Part of a data file:

# # #

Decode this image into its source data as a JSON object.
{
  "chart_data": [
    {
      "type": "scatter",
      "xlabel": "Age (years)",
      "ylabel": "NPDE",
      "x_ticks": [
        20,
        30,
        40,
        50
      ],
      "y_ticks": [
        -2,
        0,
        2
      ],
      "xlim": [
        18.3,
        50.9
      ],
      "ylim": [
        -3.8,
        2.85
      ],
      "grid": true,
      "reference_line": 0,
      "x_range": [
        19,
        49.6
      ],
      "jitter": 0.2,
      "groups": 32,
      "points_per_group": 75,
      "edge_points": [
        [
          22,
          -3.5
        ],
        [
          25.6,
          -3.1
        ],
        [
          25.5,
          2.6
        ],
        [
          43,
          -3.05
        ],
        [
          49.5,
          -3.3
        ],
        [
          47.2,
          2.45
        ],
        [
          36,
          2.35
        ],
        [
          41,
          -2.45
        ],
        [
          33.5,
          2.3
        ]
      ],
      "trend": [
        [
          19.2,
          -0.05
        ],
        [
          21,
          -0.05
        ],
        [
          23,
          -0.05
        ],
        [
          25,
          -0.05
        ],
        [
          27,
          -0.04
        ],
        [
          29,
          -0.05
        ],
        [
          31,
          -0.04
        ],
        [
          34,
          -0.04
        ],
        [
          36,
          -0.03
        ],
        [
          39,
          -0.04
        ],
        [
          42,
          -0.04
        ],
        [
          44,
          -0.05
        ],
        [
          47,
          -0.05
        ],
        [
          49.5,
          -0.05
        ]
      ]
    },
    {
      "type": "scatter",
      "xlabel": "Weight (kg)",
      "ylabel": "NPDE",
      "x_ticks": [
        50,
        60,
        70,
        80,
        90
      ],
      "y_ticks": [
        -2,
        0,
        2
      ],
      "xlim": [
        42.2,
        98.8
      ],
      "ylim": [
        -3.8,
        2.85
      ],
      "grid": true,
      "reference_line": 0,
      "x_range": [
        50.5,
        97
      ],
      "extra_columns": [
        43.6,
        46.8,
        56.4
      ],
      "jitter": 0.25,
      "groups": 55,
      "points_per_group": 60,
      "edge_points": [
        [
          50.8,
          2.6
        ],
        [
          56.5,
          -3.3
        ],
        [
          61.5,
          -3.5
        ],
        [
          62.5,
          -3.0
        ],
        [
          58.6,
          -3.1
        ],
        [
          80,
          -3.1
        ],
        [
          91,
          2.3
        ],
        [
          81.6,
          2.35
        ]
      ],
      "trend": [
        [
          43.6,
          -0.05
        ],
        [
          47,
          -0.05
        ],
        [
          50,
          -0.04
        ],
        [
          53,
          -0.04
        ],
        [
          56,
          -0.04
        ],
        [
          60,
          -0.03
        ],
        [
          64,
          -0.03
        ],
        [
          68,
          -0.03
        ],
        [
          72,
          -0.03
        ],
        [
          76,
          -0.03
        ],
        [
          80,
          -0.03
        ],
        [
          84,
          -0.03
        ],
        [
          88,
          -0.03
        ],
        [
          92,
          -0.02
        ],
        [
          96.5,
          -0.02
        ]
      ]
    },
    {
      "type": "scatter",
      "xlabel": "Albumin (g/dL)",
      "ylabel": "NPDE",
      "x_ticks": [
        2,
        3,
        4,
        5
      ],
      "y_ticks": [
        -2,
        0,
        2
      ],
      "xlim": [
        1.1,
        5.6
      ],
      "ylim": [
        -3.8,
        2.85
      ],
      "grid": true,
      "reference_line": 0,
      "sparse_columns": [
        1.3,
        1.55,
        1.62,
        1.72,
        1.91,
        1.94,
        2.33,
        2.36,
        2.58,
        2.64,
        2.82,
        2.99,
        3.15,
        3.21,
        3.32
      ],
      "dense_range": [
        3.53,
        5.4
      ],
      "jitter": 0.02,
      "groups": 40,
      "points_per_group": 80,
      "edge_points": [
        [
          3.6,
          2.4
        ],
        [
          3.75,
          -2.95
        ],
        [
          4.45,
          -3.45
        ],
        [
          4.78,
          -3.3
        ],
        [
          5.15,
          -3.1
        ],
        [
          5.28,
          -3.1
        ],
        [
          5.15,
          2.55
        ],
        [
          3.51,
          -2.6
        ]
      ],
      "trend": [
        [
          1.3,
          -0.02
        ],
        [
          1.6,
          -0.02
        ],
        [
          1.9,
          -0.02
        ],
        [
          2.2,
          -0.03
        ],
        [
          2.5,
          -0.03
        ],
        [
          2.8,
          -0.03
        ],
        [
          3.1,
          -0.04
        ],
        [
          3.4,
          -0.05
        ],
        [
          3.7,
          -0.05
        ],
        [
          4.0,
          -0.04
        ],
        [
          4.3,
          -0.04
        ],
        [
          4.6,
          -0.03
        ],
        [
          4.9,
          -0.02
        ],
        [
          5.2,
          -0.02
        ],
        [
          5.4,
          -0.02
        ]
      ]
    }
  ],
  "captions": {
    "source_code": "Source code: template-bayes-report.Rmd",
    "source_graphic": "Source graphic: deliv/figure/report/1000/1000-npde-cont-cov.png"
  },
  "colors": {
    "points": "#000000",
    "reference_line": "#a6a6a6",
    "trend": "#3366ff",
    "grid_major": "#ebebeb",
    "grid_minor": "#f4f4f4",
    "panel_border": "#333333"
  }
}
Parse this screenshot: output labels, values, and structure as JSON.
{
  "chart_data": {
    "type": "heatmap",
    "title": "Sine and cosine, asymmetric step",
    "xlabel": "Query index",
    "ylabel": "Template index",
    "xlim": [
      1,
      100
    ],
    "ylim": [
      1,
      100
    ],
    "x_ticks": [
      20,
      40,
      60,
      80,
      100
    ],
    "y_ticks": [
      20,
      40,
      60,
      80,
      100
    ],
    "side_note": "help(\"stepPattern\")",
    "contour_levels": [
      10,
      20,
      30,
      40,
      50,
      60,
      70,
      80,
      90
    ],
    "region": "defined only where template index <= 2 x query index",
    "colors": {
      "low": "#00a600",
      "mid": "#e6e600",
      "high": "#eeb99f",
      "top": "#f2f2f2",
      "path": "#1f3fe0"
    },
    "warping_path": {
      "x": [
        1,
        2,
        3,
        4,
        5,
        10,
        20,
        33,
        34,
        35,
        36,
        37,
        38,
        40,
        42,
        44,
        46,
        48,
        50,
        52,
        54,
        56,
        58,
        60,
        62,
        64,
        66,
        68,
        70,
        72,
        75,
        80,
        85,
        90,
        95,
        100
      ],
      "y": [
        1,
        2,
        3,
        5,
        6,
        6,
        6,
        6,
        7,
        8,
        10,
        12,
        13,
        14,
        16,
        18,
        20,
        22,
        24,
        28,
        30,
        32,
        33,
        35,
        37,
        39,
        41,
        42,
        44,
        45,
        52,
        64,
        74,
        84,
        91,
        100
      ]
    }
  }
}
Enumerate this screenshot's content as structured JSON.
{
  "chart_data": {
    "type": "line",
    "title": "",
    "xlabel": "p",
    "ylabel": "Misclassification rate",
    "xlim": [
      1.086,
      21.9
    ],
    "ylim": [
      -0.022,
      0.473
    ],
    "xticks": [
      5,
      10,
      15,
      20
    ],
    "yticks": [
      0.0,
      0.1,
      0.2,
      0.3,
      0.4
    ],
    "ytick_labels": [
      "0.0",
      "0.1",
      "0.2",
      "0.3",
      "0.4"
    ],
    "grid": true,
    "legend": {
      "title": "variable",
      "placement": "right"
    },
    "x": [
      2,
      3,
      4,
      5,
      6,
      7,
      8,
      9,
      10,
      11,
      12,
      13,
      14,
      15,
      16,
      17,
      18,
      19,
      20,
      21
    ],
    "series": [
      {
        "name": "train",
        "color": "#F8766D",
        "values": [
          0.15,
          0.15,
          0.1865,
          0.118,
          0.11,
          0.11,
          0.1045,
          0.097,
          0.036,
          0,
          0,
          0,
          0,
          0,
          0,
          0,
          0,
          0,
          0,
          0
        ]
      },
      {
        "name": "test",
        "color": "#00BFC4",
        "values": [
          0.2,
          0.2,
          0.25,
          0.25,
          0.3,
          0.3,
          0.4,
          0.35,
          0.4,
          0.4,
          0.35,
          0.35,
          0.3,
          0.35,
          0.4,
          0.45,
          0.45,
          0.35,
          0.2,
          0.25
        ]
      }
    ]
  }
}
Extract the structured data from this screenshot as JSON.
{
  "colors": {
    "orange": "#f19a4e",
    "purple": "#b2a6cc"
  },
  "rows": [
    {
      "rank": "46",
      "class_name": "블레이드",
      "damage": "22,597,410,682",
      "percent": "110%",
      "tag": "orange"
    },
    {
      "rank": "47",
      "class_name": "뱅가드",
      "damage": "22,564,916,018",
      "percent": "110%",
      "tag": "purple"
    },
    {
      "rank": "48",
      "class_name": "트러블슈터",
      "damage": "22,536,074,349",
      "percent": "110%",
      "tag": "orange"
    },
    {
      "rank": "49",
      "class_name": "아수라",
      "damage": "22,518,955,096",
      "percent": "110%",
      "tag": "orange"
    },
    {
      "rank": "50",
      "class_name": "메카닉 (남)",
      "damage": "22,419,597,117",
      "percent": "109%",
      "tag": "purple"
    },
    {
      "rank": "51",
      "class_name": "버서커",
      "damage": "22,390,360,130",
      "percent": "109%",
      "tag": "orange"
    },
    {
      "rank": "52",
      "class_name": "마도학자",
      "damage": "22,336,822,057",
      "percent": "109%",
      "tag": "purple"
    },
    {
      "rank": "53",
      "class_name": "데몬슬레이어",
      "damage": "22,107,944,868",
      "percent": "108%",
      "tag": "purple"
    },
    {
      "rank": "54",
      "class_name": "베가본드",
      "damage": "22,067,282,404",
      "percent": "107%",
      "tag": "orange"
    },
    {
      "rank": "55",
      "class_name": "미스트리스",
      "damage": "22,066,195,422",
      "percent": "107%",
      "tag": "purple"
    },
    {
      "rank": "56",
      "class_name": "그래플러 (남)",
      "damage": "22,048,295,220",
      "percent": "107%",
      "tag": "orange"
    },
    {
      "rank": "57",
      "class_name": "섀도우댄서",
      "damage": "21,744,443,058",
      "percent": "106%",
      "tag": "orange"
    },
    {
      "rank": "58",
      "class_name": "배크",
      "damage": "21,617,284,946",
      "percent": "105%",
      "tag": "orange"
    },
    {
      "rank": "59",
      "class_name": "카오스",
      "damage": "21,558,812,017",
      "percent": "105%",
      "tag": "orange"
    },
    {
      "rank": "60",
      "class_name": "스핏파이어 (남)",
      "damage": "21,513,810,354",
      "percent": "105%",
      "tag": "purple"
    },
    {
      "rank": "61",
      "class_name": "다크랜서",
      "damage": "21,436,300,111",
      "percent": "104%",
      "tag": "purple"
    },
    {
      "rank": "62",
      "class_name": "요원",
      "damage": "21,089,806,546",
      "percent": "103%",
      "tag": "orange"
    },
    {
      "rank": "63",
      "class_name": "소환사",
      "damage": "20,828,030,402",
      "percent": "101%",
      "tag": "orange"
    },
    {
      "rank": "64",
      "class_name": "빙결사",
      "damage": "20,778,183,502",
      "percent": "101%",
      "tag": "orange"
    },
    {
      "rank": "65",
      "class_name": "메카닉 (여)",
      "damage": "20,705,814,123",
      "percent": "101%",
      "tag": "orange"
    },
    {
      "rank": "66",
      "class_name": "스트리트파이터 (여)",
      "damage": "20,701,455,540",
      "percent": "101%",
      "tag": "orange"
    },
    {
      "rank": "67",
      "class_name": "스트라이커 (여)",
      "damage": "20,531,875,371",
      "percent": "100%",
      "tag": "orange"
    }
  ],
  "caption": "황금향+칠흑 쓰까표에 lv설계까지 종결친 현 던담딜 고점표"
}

# # #

**What is needed**
Identify the lines of the data that contain the word "title". Copy each of them.

**Problem solution**
    "title": "Sine and cosine, asymmetric step",
    "title": "",
      "title": "variable",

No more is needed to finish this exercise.